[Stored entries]
##########
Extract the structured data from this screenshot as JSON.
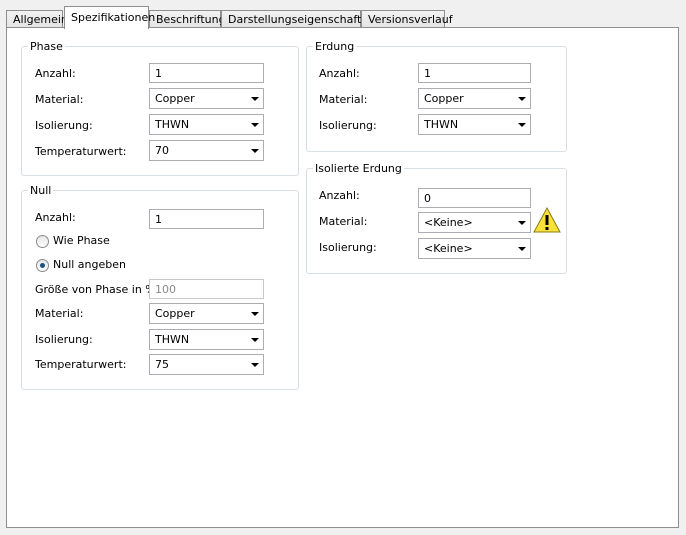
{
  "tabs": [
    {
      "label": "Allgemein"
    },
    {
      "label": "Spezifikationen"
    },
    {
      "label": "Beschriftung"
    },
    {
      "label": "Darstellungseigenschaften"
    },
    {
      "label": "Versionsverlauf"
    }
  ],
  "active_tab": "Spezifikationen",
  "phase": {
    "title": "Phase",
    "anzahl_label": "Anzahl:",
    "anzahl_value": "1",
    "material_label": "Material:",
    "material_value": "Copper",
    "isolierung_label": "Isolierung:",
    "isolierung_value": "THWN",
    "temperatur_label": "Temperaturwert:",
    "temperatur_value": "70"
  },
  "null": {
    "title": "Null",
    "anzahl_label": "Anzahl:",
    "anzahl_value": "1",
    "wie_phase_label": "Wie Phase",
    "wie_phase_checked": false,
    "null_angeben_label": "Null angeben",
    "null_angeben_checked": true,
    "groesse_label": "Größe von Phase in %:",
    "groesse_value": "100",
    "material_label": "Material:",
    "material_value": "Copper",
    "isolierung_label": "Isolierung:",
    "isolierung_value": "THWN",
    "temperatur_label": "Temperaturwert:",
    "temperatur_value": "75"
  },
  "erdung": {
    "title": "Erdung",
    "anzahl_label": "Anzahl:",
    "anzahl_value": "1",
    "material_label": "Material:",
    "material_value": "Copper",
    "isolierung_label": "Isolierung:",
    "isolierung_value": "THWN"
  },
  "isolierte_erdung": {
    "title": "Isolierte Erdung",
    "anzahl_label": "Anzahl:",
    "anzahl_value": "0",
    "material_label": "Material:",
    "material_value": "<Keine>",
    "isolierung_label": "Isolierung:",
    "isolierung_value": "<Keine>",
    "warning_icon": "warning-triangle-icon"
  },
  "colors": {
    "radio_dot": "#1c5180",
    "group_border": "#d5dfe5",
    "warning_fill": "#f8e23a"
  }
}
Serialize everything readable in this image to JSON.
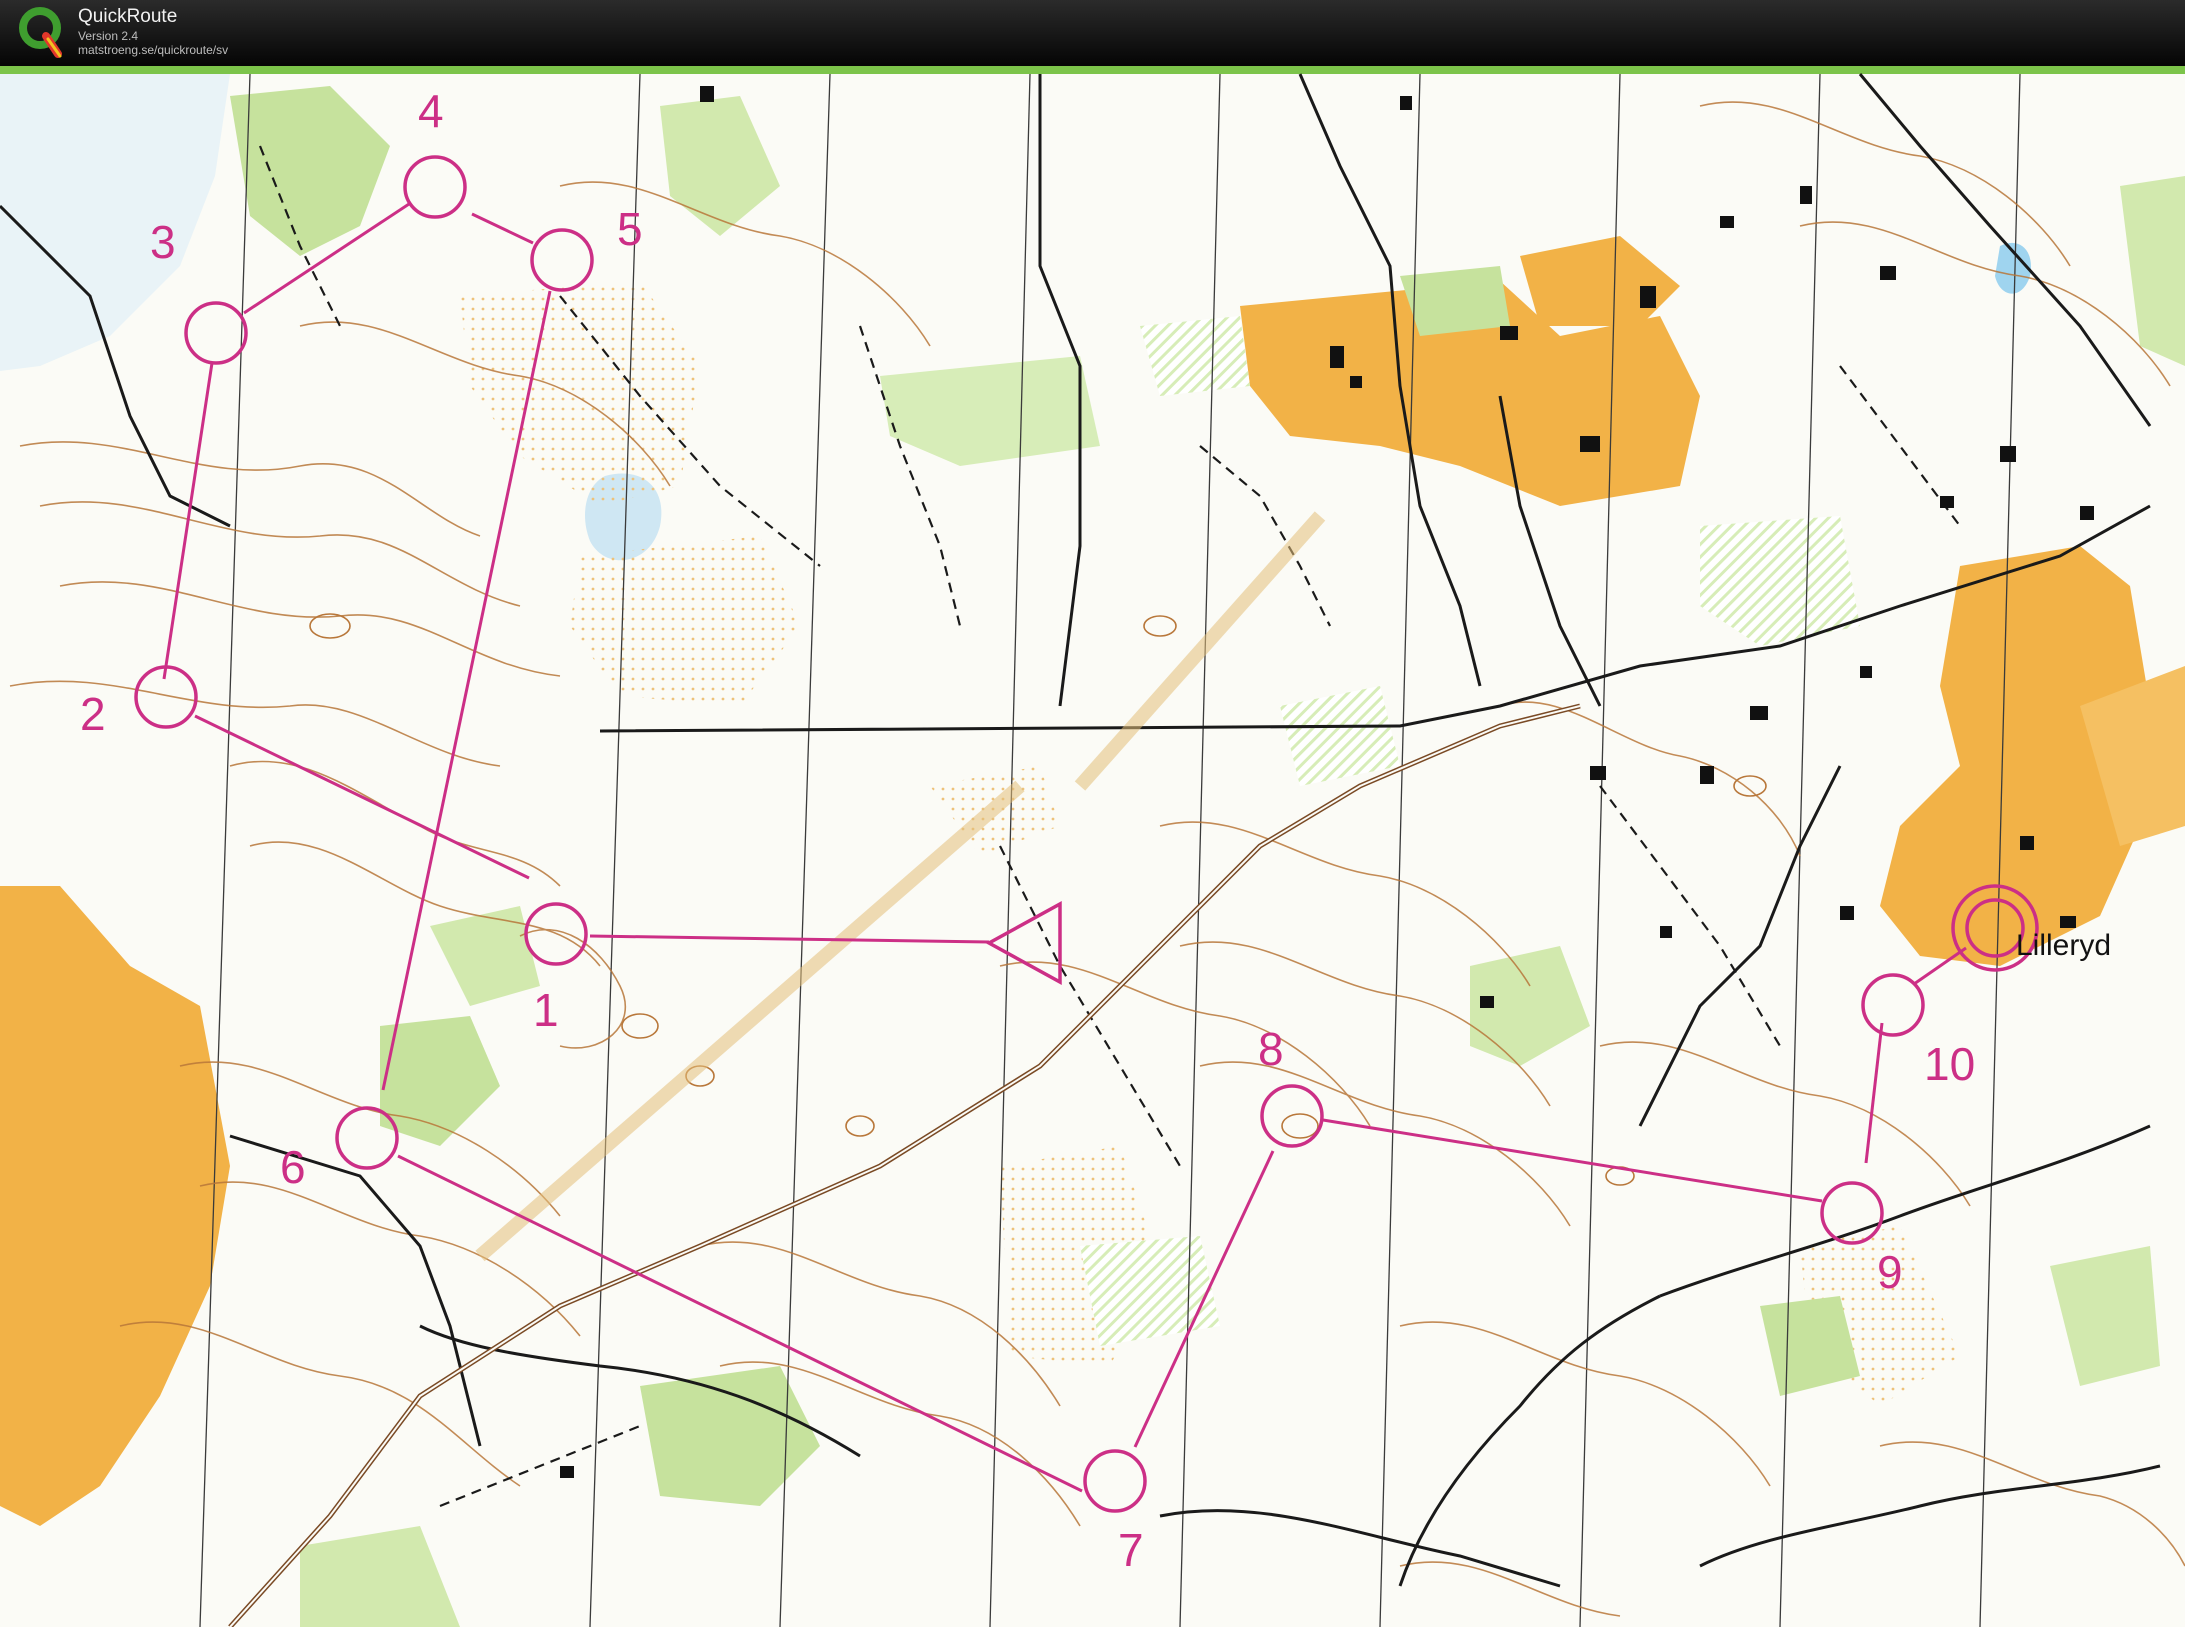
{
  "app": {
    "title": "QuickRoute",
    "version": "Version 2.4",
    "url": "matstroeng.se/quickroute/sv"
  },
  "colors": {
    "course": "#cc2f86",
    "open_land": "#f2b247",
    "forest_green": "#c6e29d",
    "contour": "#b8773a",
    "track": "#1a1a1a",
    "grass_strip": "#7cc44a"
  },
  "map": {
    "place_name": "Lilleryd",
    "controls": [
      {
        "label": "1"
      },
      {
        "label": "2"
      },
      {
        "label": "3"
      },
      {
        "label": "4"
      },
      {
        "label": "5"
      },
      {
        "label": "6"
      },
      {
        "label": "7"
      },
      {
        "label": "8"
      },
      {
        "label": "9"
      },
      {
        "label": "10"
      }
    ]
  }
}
##########
◆ **To be done**
Without including the pictures, return each record above exactly as it stands.

◆ **Answer below**
Extract the structured data from this screenshot as JSON.
{
  "tabs": [
    {
      "label": "Allgemein"
    },
    {
      "label": "Spezifikationen"
    },
    {
      "label": "Beschriftung"
    },
    {
      "label": "Darstellungseigenschaften"
    },
    {
      "label": "Versionsverlauf"
    }
  ],
  "active_tab": "Spezifikationen",
  "phase": {
    "title": "Phase",
    "anzahl_label": "Anzahl:",
    "anzahl_value": "1",
    "material_label": "Material:",
    "material_value": "Copper",
    "isolierung_label": "Isolierung:",
    "isolierung_value": "THWN",
    "temperatur_label": "Temperaturwert:",
    "temperatur_value": "70"
  },
  "null": {
    "title": "Null",
    "anzahl_label": "Anzahl:",
    "anzahl_value": "1",
    "wie_phase_label": "Wie Phase",
    "wie_phase_checked": false,
    "null_angeben_label": "Null angeben",
    "null_angeben_checked": true,
    "groesse_label": "Größe von Phase in %:",
    "groesse_value": "100",
    "material_label": "Material:",
    "material_value": "Copper",
    "isolierung_label": "Isolierung:",
    "isolierung_value": "THWN",
    "temperatur_label": "Temperaturwert:",
    "temperatur_value": "75"
  },
  "erdung": {
    "title": "Erdung",
    "anzahl_label": "Anzahl:",
    "anzahl_value": "1",
    "material_label": "Material:",
    "material_value": "Copper",
    "isolierung_label": "Isolierung:",
    "isolierung_value": "THWN"
  },
  "isolierte_erdung": {
    "title": "Isolierte Erdung",
    "anzahl_label": "Anzahl:",
    "anzahl_value": "0",
    "material_label": "Material:",
    "material_value": "<Keine>",
    "isolierung_label": "Isolierung:",
    "isolierung_value": "<Keine>",
    "warning_icon": "warning-triangle-icon"
  },
  "colors": {
    "radio_dot": "#1c5180",
    "group_border": "#d5dfe5",
    "warning_fill": "#f8e23a"
  }
}
Serialize everything readable in this image to JSON.
{
  "app": {
    "title": "QuickRoute",
    "version": "Version 2.4",
    "url": "matstroeng.se/quickroute/sv"
  },
  "colors": {
    "course": "#cc2f86",
    "open_land": "#f2b247",
    "forest_green": "#c6e29d",
    "contour": "#b8773a",
    "track": "#1a1a1a",
    "grass_strip": "#7cc44a"
  },
  "map": {
    "place_name": "Lilleryd",
    "controls": [
      {
        "label": "1"
      },
      {
        "label": "2"
      },
      {
        "label": "3"
      },
      {
        "label": "4"
      },
      {
        "label": "5"
      },
      {
        "label": "6"
      },
      {
        "label": "7"
      },
      {
        "label": "8"
      },
      {
        "label": "9"
      },
      {
        "label": "10"
      }
    ]
  }
}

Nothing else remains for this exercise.